▶ EXERCISE OBJECTIVE:
Copy out each line of the data holding "Devolve".

[start MATERIALS PROVIDED]

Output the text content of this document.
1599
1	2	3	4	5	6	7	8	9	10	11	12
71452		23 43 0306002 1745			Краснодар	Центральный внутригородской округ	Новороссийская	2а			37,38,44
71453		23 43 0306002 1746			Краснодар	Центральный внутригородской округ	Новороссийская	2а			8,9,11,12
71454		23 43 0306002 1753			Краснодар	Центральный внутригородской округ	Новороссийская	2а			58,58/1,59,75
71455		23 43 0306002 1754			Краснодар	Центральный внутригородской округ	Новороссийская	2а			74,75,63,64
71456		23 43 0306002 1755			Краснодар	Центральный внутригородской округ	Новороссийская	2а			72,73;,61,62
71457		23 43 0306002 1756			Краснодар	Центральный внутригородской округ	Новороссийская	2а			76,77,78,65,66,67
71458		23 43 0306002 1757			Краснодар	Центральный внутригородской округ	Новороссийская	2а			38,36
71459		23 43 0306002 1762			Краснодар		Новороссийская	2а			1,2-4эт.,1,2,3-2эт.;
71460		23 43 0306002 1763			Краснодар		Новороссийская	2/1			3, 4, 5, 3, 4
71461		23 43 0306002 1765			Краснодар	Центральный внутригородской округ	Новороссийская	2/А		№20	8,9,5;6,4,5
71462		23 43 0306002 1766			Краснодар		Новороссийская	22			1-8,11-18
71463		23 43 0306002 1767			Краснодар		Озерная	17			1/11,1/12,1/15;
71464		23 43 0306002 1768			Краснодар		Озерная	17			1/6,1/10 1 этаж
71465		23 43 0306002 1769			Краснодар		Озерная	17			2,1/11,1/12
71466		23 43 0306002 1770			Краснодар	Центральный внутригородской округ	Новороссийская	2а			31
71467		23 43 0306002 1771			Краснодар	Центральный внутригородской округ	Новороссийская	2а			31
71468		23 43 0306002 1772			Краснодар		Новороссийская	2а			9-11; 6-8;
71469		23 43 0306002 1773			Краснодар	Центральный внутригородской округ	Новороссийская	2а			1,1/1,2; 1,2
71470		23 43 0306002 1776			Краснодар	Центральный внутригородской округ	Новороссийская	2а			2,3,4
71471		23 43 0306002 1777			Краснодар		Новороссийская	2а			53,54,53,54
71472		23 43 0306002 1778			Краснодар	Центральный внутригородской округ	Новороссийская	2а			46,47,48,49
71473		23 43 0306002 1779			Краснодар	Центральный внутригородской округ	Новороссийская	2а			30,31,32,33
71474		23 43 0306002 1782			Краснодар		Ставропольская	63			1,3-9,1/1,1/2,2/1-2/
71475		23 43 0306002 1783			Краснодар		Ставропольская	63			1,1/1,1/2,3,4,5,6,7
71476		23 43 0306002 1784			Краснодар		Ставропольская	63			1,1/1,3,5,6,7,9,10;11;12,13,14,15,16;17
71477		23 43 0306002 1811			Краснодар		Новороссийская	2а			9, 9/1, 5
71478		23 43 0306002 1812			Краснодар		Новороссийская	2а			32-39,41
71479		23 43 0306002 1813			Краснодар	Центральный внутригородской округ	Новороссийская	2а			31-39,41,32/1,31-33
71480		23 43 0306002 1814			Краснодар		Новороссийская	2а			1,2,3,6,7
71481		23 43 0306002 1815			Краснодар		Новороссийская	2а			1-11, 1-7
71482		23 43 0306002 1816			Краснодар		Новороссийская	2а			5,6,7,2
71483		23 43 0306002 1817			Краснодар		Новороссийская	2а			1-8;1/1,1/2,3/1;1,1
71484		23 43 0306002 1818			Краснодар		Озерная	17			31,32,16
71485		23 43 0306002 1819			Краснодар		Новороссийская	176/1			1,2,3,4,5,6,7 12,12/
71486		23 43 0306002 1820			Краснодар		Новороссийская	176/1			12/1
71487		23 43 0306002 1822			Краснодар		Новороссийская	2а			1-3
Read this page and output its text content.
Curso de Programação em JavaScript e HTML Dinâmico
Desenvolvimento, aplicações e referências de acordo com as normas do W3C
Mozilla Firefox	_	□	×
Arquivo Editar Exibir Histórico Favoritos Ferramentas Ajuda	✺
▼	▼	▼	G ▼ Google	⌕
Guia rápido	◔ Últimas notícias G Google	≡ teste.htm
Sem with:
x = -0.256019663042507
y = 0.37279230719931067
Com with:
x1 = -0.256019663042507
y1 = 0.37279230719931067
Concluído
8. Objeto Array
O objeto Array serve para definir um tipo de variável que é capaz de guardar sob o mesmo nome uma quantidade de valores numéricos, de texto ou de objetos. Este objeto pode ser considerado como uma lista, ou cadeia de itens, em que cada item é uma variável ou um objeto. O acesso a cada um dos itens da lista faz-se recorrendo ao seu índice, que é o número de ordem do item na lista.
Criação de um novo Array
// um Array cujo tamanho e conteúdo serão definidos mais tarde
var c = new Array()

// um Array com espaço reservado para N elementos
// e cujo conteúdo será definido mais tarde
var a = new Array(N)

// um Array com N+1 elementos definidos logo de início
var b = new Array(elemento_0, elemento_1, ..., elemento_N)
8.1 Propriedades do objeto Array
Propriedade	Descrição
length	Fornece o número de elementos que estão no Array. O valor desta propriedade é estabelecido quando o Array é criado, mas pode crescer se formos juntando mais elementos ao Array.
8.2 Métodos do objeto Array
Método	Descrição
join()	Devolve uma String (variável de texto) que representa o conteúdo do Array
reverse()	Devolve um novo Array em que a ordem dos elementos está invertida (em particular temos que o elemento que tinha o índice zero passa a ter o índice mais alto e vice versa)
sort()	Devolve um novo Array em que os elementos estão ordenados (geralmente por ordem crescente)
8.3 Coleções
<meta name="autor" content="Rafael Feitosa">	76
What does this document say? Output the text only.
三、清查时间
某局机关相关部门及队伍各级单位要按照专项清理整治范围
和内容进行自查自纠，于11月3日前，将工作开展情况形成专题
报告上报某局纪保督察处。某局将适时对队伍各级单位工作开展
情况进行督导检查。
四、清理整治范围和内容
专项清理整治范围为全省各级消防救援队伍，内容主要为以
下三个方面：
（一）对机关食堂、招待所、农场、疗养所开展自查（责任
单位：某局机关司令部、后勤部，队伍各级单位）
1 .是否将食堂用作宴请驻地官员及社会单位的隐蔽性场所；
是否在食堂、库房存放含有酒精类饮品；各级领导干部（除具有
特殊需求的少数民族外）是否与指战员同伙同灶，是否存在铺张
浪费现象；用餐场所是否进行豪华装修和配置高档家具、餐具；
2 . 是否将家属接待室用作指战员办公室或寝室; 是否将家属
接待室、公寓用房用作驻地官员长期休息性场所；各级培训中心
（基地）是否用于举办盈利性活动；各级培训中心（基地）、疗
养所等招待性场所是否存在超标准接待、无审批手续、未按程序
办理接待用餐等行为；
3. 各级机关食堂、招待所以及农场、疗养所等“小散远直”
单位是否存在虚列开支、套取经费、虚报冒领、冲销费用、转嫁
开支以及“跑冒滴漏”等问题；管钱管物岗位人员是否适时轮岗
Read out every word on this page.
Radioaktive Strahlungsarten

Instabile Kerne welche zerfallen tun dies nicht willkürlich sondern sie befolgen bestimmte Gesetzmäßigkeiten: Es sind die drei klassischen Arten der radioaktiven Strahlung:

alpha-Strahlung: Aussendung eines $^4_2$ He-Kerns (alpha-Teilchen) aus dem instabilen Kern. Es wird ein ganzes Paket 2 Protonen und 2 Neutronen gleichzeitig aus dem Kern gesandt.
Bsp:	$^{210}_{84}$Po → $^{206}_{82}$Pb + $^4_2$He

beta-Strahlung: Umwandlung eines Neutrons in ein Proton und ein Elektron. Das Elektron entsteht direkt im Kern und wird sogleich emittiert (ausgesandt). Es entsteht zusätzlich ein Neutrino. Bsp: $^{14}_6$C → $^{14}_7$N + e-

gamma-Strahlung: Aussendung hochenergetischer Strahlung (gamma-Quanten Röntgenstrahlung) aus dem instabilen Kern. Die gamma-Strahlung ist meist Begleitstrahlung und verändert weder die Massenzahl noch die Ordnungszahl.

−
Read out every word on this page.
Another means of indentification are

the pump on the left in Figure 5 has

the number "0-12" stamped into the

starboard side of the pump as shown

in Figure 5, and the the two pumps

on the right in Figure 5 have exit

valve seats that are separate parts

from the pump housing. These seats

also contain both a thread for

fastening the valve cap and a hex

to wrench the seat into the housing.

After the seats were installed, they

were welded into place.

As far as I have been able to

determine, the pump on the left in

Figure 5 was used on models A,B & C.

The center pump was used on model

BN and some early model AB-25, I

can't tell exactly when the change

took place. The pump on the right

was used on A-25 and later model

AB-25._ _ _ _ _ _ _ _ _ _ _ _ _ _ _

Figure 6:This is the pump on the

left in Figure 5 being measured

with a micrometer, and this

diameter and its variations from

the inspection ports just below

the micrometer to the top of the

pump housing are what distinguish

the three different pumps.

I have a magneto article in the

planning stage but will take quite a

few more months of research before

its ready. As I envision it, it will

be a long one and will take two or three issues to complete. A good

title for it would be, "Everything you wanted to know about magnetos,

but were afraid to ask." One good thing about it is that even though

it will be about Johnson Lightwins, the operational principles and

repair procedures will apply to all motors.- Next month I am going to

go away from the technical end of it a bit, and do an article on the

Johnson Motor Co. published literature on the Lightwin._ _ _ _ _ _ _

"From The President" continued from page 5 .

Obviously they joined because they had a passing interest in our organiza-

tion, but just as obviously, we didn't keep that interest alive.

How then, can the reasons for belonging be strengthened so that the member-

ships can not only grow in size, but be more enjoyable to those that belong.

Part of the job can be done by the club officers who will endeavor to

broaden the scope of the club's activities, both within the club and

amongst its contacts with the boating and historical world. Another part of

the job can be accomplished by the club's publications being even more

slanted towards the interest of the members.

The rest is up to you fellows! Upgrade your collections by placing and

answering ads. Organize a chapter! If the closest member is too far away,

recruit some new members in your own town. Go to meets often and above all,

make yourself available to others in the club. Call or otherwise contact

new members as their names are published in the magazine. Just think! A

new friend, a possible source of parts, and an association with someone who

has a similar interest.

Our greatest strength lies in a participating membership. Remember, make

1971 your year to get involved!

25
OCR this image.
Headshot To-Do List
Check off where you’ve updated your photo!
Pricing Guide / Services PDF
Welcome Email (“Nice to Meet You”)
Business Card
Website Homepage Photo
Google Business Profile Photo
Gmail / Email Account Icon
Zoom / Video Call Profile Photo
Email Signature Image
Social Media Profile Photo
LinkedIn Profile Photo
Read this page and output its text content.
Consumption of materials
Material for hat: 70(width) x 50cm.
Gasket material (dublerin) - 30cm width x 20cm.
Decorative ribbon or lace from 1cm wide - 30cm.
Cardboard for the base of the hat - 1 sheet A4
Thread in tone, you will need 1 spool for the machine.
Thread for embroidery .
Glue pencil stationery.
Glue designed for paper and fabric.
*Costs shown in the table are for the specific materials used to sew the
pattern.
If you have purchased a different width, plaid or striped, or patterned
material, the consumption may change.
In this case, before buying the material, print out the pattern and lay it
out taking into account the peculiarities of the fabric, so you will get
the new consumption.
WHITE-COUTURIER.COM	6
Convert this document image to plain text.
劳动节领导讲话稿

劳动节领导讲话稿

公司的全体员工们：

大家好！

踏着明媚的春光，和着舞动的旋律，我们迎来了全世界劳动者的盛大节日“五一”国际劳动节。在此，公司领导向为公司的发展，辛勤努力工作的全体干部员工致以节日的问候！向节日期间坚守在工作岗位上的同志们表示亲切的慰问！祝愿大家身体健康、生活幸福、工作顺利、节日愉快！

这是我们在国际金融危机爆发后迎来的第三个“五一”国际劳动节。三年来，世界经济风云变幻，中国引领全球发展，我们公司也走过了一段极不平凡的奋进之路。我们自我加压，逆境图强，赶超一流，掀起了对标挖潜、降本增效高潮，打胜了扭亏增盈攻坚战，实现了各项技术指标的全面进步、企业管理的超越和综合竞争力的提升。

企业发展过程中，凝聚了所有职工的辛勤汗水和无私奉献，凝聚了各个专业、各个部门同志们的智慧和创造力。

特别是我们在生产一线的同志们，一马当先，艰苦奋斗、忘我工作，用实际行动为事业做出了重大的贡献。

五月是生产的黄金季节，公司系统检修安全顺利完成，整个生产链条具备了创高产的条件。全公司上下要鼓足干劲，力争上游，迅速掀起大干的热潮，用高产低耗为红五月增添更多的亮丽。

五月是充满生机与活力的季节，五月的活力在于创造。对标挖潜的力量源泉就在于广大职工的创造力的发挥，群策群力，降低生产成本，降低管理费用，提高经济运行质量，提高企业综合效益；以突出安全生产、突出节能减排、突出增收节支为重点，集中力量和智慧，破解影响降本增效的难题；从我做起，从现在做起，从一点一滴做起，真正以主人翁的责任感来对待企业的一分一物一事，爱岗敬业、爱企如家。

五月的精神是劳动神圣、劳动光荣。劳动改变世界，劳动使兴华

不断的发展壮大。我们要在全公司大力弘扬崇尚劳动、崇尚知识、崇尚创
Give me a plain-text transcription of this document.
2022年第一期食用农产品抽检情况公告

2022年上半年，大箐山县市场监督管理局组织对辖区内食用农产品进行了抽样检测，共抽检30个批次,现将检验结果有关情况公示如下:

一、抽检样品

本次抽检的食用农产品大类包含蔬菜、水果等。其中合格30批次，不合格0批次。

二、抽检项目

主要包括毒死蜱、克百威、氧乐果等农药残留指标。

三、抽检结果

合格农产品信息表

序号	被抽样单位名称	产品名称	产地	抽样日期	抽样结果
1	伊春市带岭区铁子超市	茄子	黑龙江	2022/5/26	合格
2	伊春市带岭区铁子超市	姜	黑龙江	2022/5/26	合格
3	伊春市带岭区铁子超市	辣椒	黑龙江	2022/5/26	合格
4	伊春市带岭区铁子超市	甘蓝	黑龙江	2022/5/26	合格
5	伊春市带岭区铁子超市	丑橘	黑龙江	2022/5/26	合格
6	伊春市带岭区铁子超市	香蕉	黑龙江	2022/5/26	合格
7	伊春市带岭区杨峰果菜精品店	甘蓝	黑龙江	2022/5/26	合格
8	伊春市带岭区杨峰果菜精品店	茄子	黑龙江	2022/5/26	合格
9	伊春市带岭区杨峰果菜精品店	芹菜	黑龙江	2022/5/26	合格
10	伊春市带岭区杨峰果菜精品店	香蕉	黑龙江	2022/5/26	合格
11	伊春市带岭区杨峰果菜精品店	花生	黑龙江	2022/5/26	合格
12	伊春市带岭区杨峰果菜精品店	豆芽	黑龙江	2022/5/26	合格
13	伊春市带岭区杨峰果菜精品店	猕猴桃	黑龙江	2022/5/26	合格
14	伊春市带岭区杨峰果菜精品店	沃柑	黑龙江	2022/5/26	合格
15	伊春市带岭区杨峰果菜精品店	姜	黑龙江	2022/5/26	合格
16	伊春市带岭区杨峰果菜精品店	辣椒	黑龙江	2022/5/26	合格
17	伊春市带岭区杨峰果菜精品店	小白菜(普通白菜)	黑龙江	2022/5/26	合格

[end MATERIALS PROVIDED]

▶ OUTPUT:
join()	Devolve uma String (variável de texto) que representa o conteúdo do Array
reverse()	Devolve um novo Array em que a ordem dos elementos está invertida (em particular temos que o elemento que tinha o índice zero passa a ter o índice mais alto e vice versa)
sort()	Devolve um novo Array em que os elementos estão ordenados (geralmente por ordem crescente)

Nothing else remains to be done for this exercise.